── Material to process

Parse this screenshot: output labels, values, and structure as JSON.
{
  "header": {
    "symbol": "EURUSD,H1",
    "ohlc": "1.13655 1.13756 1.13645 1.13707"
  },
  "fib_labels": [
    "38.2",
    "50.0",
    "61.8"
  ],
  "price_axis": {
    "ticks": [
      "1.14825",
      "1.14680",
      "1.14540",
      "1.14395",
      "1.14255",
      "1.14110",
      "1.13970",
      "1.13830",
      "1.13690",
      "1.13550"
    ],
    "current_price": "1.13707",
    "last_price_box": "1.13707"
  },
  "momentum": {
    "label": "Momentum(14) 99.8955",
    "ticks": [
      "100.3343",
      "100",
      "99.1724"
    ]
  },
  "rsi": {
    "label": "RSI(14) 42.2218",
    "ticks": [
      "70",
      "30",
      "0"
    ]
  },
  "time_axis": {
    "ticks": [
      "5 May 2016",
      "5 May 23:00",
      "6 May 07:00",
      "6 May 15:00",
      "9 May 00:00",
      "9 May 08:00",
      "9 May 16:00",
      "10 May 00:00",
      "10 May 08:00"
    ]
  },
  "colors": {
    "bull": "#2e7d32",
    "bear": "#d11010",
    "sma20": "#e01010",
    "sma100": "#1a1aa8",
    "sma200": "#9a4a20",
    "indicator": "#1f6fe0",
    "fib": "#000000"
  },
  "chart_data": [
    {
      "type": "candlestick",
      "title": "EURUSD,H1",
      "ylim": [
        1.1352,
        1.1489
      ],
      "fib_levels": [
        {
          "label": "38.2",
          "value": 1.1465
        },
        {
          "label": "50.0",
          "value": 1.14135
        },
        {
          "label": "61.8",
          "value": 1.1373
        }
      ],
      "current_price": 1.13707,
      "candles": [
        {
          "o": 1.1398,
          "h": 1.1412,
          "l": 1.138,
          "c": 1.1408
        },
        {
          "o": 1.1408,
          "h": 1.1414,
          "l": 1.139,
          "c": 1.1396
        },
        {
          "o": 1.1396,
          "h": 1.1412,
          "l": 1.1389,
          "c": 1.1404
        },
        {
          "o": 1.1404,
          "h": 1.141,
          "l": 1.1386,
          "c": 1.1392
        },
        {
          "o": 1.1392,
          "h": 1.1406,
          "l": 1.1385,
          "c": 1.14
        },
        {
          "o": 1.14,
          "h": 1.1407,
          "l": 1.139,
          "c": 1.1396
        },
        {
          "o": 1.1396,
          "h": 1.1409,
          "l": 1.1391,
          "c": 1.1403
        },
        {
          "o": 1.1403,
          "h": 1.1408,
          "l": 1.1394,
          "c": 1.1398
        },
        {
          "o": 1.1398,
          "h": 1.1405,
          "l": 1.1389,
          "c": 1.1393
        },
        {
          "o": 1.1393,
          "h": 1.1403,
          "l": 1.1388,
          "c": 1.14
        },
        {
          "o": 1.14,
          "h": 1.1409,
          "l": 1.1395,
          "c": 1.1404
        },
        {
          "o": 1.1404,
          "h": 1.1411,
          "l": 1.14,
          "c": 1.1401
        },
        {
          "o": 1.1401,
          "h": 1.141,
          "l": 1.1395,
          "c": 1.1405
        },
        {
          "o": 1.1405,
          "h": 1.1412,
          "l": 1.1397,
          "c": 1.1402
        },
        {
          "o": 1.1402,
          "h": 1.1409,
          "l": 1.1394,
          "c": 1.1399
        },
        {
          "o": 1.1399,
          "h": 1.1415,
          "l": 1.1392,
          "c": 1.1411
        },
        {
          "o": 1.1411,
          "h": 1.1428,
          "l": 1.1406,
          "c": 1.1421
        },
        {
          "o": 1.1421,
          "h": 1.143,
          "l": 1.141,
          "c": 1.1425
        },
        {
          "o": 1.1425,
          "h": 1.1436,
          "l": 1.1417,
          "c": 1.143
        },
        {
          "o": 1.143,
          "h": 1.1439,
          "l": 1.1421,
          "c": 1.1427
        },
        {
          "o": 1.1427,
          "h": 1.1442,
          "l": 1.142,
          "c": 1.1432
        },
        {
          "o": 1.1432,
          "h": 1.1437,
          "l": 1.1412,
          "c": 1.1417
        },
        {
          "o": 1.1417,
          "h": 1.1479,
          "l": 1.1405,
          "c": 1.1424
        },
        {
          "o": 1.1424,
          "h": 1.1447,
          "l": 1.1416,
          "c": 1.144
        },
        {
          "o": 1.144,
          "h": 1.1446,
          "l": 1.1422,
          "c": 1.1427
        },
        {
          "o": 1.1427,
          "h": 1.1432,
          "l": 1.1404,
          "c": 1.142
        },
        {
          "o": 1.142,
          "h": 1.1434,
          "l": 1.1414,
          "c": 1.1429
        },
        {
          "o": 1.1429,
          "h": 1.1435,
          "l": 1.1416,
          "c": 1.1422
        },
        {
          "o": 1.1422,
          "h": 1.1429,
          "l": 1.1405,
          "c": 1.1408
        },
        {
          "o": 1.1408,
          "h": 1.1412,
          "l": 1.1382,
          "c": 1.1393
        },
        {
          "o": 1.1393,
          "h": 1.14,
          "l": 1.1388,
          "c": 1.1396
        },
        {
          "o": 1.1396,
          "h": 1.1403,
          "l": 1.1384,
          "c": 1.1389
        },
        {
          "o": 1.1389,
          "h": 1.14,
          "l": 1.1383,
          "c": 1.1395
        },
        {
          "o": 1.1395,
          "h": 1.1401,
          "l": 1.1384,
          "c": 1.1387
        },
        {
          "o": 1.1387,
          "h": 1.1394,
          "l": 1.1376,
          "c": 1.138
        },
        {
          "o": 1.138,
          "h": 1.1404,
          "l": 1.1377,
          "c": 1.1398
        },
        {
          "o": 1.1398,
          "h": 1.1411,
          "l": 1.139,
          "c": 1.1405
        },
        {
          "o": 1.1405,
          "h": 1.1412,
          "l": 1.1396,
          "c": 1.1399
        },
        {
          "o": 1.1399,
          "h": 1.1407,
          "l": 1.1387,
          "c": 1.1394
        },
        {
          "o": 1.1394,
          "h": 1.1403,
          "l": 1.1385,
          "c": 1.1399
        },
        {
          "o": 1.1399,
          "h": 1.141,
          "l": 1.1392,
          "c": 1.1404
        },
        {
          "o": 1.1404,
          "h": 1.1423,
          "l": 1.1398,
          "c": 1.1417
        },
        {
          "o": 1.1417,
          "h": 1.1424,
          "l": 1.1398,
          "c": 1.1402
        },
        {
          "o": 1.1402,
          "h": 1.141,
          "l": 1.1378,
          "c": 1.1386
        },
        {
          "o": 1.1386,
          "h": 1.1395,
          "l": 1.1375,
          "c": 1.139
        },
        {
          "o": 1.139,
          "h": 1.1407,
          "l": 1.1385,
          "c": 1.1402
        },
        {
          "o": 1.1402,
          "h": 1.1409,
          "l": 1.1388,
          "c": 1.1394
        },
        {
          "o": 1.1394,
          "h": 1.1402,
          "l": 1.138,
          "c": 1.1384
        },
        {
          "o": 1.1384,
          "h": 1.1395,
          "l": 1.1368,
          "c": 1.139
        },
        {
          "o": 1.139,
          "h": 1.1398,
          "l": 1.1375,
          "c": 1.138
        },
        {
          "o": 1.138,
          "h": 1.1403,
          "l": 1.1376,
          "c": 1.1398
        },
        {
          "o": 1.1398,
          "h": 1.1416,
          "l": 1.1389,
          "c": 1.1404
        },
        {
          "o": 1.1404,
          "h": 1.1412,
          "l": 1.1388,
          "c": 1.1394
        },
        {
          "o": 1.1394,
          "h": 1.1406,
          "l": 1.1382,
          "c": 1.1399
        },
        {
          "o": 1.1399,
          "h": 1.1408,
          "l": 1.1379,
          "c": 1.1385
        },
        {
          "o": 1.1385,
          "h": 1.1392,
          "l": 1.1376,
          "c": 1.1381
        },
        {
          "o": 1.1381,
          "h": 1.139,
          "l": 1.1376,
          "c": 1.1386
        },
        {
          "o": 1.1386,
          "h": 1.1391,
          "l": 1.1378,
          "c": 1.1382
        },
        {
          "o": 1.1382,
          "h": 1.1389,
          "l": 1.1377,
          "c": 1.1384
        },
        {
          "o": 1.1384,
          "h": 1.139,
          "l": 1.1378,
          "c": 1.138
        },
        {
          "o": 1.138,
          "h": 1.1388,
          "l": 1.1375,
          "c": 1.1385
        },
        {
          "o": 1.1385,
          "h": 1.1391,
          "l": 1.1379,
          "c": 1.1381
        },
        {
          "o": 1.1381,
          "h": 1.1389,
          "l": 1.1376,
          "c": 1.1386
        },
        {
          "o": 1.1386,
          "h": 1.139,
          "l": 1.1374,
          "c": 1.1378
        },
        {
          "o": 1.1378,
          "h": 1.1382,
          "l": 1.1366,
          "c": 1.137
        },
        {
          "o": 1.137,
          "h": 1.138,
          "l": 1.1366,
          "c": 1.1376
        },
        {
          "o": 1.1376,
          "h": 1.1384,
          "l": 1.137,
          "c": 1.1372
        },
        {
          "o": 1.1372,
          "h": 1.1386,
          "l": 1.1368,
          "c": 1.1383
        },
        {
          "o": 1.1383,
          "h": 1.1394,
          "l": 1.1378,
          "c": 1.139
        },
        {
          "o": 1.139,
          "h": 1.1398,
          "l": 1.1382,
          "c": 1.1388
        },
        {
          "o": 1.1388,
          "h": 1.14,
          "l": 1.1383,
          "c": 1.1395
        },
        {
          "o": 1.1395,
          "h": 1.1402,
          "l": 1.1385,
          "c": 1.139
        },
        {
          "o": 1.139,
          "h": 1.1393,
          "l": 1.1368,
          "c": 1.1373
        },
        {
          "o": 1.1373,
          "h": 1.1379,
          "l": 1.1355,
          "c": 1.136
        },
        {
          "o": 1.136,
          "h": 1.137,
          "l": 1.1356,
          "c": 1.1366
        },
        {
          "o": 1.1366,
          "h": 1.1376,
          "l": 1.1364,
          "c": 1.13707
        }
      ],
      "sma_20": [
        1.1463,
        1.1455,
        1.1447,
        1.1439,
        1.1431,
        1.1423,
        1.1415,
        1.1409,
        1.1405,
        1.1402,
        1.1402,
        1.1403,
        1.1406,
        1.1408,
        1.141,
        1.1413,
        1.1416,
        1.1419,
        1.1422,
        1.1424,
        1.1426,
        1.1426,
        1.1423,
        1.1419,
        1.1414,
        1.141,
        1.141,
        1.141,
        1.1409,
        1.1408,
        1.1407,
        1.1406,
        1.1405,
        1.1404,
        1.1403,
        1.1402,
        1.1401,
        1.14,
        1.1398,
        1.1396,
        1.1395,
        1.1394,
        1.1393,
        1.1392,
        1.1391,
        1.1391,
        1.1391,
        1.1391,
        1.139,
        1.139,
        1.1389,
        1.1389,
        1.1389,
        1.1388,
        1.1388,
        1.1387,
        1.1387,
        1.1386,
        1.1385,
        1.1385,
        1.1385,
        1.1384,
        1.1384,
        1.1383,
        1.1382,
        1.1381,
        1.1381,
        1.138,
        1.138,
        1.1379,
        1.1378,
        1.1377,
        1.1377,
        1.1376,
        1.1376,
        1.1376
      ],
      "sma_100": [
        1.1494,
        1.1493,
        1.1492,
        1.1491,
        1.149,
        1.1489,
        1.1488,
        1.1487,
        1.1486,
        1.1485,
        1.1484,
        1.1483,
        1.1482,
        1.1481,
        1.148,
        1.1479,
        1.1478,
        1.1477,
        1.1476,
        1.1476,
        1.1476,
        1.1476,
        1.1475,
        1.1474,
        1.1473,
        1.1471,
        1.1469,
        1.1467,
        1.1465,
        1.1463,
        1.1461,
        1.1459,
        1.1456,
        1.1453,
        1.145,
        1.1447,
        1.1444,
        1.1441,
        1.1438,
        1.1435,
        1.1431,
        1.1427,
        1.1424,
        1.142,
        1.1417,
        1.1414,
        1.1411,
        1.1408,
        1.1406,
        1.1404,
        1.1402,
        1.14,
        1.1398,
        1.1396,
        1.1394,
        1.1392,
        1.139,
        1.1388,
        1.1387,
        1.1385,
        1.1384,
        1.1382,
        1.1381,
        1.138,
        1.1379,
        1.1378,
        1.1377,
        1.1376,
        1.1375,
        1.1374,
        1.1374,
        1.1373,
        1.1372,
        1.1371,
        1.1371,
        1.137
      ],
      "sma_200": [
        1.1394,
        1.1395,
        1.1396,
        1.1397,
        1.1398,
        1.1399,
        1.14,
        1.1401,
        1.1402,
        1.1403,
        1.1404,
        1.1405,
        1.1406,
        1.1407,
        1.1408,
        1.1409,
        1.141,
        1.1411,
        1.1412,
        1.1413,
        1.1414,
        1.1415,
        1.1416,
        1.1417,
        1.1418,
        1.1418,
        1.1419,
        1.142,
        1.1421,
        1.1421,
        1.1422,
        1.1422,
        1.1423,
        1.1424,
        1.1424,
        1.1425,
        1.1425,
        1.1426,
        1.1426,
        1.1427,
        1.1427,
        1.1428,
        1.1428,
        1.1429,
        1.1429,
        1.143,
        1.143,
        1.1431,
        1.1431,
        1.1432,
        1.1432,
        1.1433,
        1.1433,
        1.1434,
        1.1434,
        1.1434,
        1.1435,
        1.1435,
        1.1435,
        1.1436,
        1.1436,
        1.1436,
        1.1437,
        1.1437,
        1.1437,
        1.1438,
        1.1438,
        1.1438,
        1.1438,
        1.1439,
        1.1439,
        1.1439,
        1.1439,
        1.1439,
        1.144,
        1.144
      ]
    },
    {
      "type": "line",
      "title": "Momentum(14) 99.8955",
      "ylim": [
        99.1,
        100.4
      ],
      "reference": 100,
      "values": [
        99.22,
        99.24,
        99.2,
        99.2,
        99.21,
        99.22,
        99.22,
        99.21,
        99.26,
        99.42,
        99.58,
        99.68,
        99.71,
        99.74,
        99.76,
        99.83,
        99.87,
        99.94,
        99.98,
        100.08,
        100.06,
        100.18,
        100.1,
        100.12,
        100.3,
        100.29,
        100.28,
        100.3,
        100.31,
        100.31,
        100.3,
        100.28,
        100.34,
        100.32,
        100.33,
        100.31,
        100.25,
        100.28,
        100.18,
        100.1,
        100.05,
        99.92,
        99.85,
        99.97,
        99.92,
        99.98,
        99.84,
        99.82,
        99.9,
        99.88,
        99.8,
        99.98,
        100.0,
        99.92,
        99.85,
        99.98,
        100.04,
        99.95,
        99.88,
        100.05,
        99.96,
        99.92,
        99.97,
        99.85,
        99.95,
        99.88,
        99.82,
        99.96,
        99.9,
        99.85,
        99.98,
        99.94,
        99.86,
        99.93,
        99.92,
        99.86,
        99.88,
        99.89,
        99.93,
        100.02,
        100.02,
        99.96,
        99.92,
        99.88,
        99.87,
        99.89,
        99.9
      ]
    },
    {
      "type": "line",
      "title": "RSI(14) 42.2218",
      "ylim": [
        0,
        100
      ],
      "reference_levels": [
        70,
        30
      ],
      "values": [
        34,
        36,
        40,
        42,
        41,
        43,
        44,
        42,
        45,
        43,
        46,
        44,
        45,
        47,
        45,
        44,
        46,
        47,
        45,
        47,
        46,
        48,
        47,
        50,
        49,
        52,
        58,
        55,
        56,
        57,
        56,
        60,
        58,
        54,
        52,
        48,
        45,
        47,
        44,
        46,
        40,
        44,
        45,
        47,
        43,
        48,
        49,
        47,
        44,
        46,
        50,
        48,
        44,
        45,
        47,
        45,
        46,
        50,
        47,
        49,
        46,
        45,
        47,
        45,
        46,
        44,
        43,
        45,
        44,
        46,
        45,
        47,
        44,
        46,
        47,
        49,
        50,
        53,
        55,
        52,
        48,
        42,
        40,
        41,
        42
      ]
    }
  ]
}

────

### [Given problem]
Identify the lines of the data that contain the word "title". Copy each of them.

### [In response]
      "title": "EURUSD,H1",
      "title": "Momentum(14) 99.8955",
      "title": "RSI(14) 42.2218",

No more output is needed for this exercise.